Stated problem:
Quote the records that follow in full and exactly; leave out the pictures.

(Dataset rows about figures)
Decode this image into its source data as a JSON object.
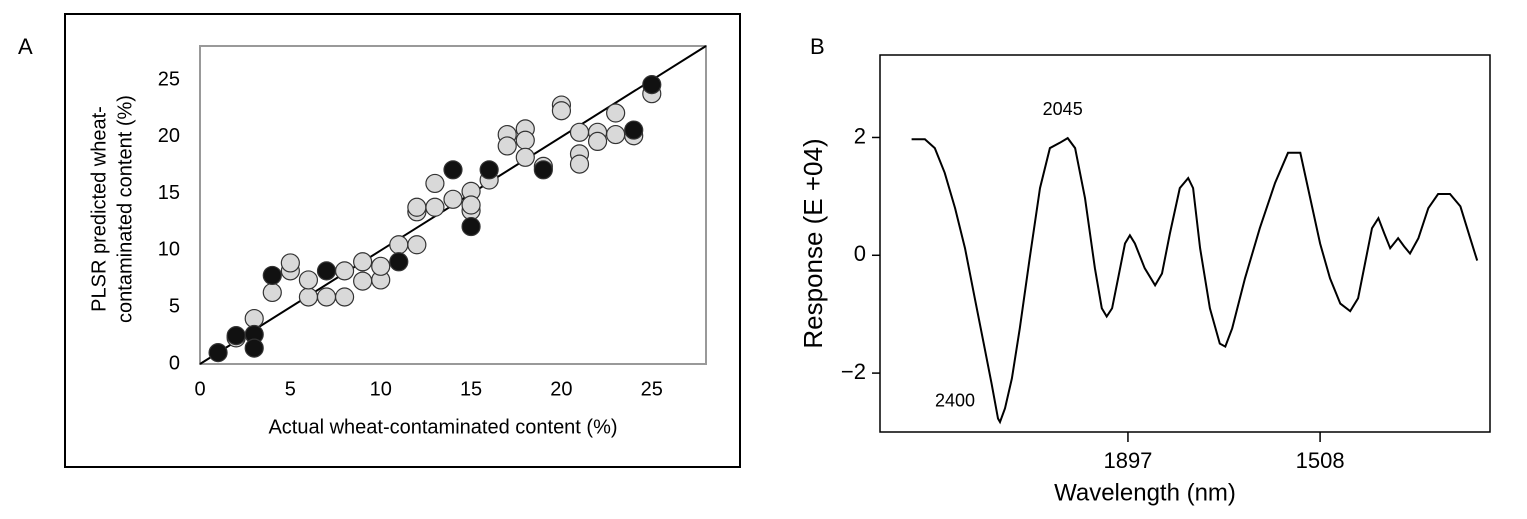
{
  "chart_data": [
    {
      "type": "scatter",
      "panel": "A",
      "xlabel": "Actual wheat-contaminated content (%)",
      "ylabel": [
        "PLSR predicted wheat-",
        "contaminated content (%)"
      ],
      "xlim": [
        0,
        28
      ],
      "ylim": [
        0,
        28
      ],
      "xticks": [
        0,
        5,
        10,
        15,
        20,
        25
      ],
      "yticks": [
        0,
        5,
        10,
        15,
        20,
        25
      ],
      "fit_line": {
        "x": [
          0,
          28
        ],
        "values": [
          0,
          28
        ],
        "color": "#000000"
      },
      "series": [
        {
          "color": "#d9d9d9",
          "x": [
            2,
            3,
            4,
            5,
            5,
            6,
            6,
            7,
            8,
            8,
            9,
            9,
            10,
            10,
            11,
            12,
            12,
            12,
            13,
            13,
            14,
            15,
            15,
            15,
            16,
            17,
            17,
            18,
            18,
            18,
            19,
            20,
            20,
            21,
            21,
            21,
            22,
            22,
            23,
            23,
            24,
            25
          ],
          "values": [
            2.3,
            4.0,
            6.3,
            8.2,
            8.9,
            5.9,
            7.4,
            5.9,
            5.9,
            8.2,
            7.3,
            9.0,
            7.4,
            8.6,
            10.5,
            10.5,
            13.4,
            13.8,
            15.9,
            13.8,
            14.5,
            15.2,
            13.5,
            14.0,
            16.2,
            20.2,
            19.2,
            20.7,
            19.7,
            18.2,
            17.4,
            22.8,
            22.3,
            20.4,
            18.5,
            17.6,
            20.4,
            19.6,
            22.1,
            20.2,
            20.1,
            23.8
          ]
        },
        {
          "color": "#111111",
          "x": [
            1,
            2,
            3,
            3,
            4,
            7,
            11,
            14,
            15,
            16,
            19,
            24,
            25
          ],
          "values": [
            1.0,
            2.5,
            2.6,
            1.4,
            7.8,
            8.2,
            9.0,
            17.1,
            12.1,
            17.1,
            17.1,
            20.6,
            24.6
          ]
        }
      ]
    },
    {
      "type": "line",
      "panel": "B",
      "xlabel": "Wavelength (nm)",
      "ylabel": "Response (E +04)",
      "xlim": [
        2399,
        1164
      ],
      "ylim": [
        -3,
        3.4
      ],
      "xticks": [
        1897,
        1508
      ],
      "yticks": [
        {
          "value": -2,
          "label": "−2"
        },
        0,
        2
      ],
      "annotations": [
        "2400",
        "2045"
      ],
      "series": [
        {
          "color": "#000000",
          "x": [
            2335,
            2308,
            2288,
            2268,
            2247,
            2227,
            2207,
            2187,
            2173,
            2160,
            2156,
            2146,
            2132,
            2116,
            2096,
            2075,
            2055,
            2035,
            2019,
            2004,
            1984,
            1964,
            1950,
            1940,
            1929,
            1917,
            1903,
            1893,
            1883,
            1863,
            1842,
            1828,
            1812,
            1792,
            1775,
            1765,
            1751,
            1731,
            1711,
            1700,
            1686,
            1660,
            1630,
            1599,
            1573,
            1559,
            1548,
            1528,
            1508,
            1488,
            1467,
            1447,
            1431,
            1417,
            1403,
            1390,
            1378,
            1366,
            1350,
            1338,
            1326,
            1309,
            1289,
            1269,
            1245,
            1224,
            1204,
            1190
          ],
          "values": [
            1.97,
            1.97,
            1.82,
            1.4,
            0.8,
            0.12,
            -0.73,
            -1.58,
            -2.18,
            -2.77,
            -2.83,
            -2.6,
            -2.09,
            -1.24,
            -0.05,
            1.14,
            1.82,
            1.91,
            1.99,
            1.82,
            0.97,
            -0.22,
            -0.9,
            -1.04,
            -0.9,
            -0.39,
            0.2,
            0.34,
            0.2,
            -0.22,
            -0.51,
            -0.31,
            0.37,
            1.14,
            1.31,
            1.14,
            0.12,
            -0.9,
            -1.5,
            -1.55,
            -1.24,
            -0.39,
            0.46,
            1.23,
            1.74,
            1.74,
            1.74,
            0.97,
            0.2,
            -0.39,
            -0.82,
            -0.95,
            -0.73,
            -0.14,
            0.46,
            0.63,
            0.37,
            0.12,
            0.29,
            0.15,
            0.03,
            0.29,
            0.8,
            1.04,
            1.04,
            0.83,
            0.29,
            -0.09
          ]
        }
      ]
    }
  ]
}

Result of the task:
Decode this image into its source data as a JSON object.
{
  "chart_data": [
    {
      "type": "scatter",
      "panel": "A",
      "xlabel": "Actual wheat-contaminated content (%)",
      "ylabel": [
        "PLSR predicted wheat-",
        "contaminated content (%)"
      ],
      "xlim": [
        0,
        28
      ],
      "ylim": [
        0,
        28
      ],
      "xticks": [
        0,
        5,
        10,
        15,
        20,
        25
      ],
      "yticks": [
        0,
        5,
        10,
        15,
        20,
        25
      ],
      "fit_line": {
        "x": [
          0,
          28
        ],
        "values": [
          0,
          28
        ],
        "color": "#000000"
      },
      "series": [
        {
          "color": "#d9d9d9",
          "x": [
            2,
            3,
            4,
            5,
            5,
            6,
            6,
            7,
            8,
            8,
            9,
            9,
            10,
            10,
            11,
            12,
            12,
            12,
            13,
            13,
            14,
            15,
            15,
            15,
            16,
            17,
            17,
            18,
            18,
            18,
            19,
            20,
            20,
            21,
            21,
            21,
            22,
            22,
            23,
            23,
            24,
            25
          ],
          "values": [
            2.3,
            4.0,
            6.3,
            8.2,
            8.9,
            5.9,
            7.4,
            5.9,
            5.9,
            8.2,
            7.3,
            9.0,
            7.4,
            8.6,
            10.5,
            10.5,
            13.4,
            13.8,
            15.9,
            13.8,
            14.5,
            15.2,
            13.5,
            14.0,
            16.2,
            20.2,
            19.2,
            20.7,
            19.7,
            18.2,
            17.4,
            22.8,
            22.3,
            20.4,
            18.5,
            17.6,
            20.4,
            19.6,
            22.1,
            20.2,
            20.1,
            23.8
          ]
        },
        {
          "color": "#111111",
          "x": [
            1,
            2,
            3,
            3,
            4,
            7,
            11,
            14,
            15,
            16,
            19,
            24,
            25
          ],
          "values": [
            1.0,
            2.5,
            2.6,
            1.4,
            7.8,
            8.2,
            9.0,
            17.1,
            12.1,
            17.1,
            17.1,
            20.6,
            24.6
          ]
        }
      ]
    },
    {
      "type": "line",
      "panel": "B",
      "xlabel": "Wavelength (nm)",
      "ylabel": "Response (E +04)",
      "xlim": [
        2399,
        1164
      ],
      "ylim": [
        -3,
        3.4
      ],
      "xticks": [
        1897,
        1508
      ],
      "yticks": [
        {
          "value": -2,
          "label": "−2"
        },
        0,
        2
      ],
      "annotations": [
        "2400",
        "2045"
      ],
      "series": [
        {
          "color": "#000000",
          "x": [
            2335,
            2308,
            2288,
            2268,
            2247,
            2227,
            2207,
            2187,
            2173,
            2160,
            2156,
            2146,
            2132,
            2116,
            2096,
            2075,
            2055,
            2035,
            2019,
            2004,
            1984,
            1964,
            1950,
            1940,
            1929,
            1917,
            1903,
            1893,
            1883,
            1863,
            1842,
            1828,
            1812,
            1792,
            1775,
            1765,
            1751,
            1731,
            1711,
            1700,
            1686,
            1660,
            1630,
            1599,
            1573,
            1559,
            1548,
            1528,
            1508,
            1488,
            1467,
            1447,
            1431,
            1417,
            1403,
            1390,
            1378,
            1366,
            1350,
            1338,
            1326,
            1309,
            1289,
            1269,
            1245,
            1224,
            1204,
            1190
          ],
          "values": [
            1.97,
            1.97,
            1.82,
            1.4,
            0.8,
            0.12,
            -0.73,
            -1.58,
            -2.18,
            -2.77,
            -2.83,
            -2.6,
            -2.09,
            -1.24,
            -0.05,
            1.14,
            1.82,
            1.91,
            1.99,
            1.82,
            0.97,
            -0.22,
            -0.9,
            -1.04,
            -0.9,
            -0.39,
            0.2,
            0.34,
            0.2,
            -0.22,
            -0.51,
            -0.31,
            0.37,
            1.14,
            1.31,
            1.14,
            0.12,
            -0.9,
            -1.5,
            -1.55,
            -1.24,
            -0.39,
            0.46,
            1.23,
            1.74,
            1.74,
            1.74,
            0.97,
            0.2,
            -0.39,
            -0.82,
            -0.95,
            -0.73,
            -0.14,
            0.46,
            0.63,
            0.37,
            0.12,
            0.29,
            0.15,
            0.03,
            0.29,
            0.8,
            1.04,
            1.04,
            0.83,
            0.29,
            -0.09
          ]
        }
      ]
    }
  ]
}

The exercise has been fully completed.